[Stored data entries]
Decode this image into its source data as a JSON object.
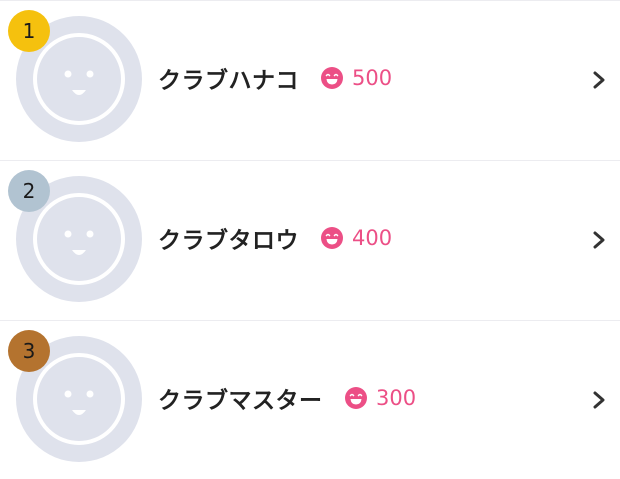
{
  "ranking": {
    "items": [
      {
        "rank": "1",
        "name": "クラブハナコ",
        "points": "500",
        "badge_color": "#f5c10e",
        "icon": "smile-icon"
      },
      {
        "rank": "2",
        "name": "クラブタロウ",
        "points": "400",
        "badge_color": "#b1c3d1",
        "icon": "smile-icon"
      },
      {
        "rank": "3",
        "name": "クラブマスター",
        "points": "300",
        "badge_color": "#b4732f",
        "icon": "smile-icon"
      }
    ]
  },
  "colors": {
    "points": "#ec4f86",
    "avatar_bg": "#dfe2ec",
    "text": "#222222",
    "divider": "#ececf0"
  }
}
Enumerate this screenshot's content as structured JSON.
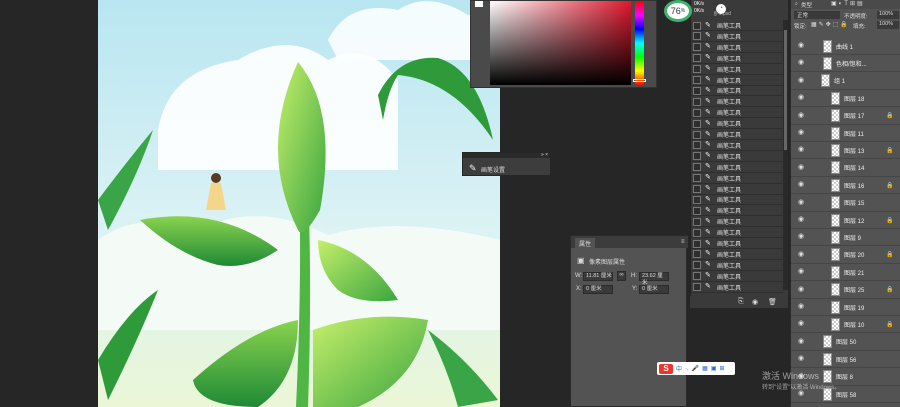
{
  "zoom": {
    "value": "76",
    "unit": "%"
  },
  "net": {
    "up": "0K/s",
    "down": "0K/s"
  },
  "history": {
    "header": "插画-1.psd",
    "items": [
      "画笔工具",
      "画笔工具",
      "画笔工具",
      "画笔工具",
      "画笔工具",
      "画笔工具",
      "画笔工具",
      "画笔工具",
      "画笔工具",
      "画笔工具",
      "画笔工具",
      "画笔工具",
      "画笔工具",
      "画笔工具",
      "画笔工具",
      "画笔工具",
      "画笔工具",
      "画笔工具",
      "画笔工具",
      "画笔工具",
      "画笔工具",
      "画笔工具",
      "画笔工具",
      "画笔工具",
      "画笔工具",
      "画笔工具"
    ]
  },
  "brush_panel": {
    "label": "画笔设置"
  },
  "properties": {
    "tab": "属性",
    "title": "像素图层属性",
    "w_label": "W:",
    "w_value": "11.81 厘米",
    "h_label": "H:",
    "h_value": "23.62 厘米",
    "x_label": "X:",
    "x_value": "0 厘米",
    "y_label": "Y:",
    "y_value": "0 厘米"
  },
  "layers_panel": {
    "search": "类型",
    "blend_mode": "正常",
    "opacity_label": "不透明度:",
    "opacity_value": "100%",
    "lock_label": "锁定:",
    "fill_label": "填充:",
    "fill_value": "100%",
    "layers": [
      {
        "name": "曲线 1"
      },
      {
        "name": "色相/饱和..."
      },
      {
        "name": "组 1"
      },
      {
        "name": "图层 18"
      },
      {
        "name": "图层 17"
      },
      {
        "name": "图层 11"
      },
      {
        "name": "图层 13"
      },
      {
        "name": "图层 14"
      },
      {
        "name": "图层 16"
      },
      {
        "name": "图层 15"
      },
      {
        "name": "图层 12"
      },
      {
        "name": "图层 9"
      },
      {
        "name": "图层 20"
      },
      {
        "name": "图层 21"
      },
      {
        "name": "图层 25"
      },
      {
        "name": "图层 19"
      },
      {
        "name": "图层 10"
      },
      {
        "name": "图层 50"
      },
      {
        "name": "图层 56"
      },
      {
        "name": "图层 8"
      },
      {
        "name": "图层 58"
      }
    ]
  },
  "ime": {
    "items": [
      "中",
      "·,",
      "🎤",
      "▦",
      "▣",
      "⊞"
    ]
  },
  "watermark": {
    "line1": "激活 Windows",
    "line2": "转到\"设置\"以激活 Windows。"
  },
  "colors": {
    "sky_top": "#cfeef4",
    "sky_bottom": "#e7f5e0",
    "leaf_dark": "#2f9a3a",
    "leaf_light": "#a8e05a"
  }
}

*Job*. Within the material above, find the lines that contain the word "this"; copy them.

*Completed task*.
Decode this image into its source data as a JSON object.
Enumerate this screenshot's content as structured JSON.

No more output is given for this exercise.